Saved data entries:
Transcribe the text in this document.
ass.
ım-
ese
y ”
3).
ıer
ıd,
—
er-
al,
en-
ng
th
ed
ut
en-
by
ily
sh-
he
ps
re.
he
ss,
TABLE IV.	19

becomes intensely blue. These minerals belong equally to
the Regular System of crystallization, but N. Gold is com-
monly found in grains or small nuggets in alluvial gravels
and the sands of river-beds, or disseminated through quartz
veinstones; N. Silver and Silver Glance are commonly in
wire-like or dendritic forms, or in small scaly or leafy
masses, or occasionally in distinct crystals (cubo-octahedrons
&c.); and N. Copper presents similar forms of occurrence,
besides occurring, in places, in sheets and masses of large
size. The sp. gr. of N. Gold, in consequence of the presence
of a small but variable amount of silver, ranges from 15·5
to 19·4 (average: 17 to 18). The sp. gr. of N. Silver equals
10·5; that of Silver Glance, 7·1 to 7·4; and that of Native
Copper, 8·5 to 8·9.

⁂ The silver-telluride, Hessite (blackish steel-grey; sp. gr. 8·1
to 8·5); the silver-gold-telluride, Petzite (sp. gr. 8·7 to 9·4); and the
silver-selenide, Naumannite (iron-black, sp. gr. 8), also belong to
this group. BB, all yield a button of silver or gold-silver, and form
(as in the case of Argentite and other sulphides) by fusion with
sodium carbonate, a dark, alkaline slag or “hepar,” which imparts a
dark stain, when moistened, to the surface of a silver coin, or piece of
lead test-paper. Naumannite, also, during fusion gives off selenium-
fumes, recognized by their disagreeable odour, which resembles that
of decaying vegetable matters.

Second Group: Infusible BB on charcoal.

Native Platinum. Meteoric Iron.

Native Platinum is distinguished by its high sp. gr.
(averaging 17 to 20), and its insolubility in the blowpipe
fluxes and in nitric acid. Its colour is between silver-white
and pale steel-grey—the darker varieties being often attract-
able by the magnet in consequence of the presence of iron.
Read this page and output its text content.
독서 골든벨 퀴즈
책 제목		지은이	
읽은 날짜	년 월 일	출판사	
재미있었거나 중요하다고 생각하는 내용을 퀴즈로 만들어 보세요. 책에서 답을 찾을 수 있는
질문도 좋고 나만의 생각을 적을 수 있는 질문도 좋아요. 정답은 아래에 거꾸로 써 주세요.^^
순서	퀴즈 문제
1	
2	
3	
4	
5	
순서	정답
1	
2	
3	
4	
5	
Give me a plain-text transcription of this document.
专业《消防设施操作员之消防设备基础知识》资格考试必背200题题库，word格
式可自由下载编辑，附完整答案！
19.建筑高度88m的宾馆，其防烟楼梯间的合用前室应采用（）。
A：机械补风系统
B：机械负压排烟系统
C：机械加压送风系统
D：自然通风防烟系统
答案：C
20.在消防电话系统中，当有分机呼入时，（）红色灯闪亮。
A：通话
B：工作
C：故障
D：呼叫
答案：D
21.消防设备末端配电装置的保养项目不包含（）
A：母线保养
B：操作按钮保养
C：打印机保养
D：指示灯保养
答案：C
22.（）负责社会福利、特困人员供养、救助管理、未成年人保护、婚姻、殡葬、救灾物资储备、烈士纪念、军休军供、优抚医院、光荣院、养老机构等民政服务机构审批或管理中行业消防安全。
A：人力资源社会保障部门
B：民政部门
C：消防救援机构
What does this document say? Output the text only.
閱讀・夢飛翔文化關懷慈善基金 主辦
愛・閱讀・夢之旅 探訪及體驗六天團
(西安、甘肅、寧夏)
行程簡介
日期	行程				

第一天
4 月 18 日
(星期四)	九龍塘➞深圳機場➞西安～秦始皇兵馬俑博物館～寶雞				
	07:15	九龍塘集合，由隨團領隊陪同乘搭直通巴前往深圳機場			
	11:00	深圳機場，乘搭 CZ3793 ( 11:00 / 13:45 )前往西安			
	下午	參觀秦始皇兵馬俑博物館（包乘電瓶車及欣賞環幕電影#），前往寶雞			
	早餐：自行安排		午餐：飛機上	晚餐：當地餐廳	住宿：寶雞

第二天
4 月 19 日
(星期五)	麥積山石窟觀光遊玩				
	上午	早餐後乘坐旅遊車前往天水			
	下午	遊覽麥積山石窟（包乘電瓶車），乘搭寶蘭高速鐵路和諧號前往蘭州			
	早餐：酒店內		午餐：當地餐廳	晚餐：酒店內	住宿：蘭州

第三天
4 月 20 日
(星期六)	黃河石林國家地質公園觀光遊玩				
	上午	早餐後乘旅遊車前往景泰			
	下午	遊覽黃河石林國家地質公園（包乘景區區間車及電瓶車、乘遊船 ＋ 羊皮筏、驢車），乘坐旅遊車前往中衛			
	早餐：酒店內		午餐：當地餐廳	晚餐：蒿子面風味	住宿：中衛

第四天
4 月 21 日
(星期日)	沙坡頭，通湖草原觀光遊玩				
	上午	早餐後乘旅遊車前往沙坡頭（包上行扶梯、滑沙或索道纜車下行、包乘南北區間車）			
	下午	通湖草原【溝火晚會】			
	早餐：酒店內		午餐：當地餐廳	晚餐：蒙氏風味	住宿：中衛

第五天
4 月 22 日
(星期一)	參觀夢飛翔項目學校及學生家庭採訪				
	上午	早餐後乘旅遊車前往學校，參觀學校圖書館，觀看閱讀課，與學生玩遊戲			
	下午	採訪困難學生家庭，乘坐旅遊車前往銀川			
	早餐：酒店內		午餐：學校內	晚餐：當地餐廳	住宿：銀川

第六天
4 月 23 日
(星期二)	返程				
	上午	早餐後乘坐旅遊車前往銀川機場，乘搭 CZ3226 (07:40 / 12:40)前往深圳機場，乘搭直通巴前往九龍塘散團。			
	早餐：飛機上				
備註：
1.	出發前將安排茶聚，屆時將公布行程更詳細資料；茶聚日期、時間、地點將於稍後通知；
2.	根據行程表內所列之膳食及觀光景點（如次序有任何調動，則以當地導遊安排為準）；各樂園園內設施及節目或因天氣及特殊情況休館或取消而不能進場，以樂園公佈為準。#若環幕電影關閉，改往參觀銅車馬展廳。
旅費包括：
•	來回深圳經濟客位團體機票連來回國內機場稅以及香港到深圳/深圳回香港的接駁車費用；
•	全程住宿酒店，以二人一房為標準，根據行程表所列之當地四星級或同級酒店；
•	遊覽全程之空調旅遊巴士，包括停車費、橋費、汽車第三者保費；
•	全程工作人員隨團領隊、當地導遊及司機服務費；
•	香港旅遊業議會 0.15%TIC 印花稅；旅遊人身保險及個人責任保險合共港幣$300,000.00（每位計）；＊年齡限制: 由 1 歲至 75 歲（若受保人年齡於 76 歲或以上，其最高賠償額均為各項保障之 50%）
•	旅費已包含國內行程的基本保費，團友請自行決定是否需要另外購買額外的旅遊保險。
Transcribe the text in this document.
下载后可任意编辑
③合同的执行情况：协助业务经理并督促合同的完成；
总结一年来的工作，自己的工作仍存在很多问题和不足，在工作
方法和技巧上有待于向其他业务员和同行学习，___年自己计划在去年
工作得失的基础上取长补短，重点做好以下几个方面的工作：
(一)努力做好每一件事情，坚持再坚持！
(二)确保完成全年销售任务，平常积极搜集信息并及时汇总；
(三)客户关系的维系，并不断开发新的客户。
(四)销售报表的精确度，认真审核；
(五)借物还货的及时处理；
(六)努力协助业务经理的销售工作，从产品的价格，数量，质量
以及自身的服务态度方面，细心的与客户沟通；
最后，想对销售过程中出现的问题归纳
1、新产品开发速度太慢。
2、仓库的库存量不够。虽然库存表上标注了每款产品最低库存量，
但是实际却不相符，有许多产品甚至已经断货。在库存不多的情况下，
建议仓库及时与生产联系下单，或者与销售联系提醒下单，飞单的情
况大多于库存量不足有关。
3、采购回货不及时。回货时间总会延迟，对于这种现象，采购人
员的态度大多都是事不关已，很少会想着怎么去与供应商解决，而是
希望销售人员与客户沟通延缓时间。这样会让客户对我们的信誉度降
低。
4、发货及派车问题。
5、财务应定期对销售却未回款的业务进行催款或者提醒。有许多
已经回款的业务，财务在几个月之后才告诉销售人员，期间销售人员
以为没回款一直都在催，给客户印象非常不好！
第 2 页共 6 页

- Exercise goal: Report each line of the material above where the word "document" appears.

- Exercise answer:
Transcribe the text in this document.
Give me a plain-text transcription of this document.
What does this document say? Output the text only.
Transcribe the text in this document.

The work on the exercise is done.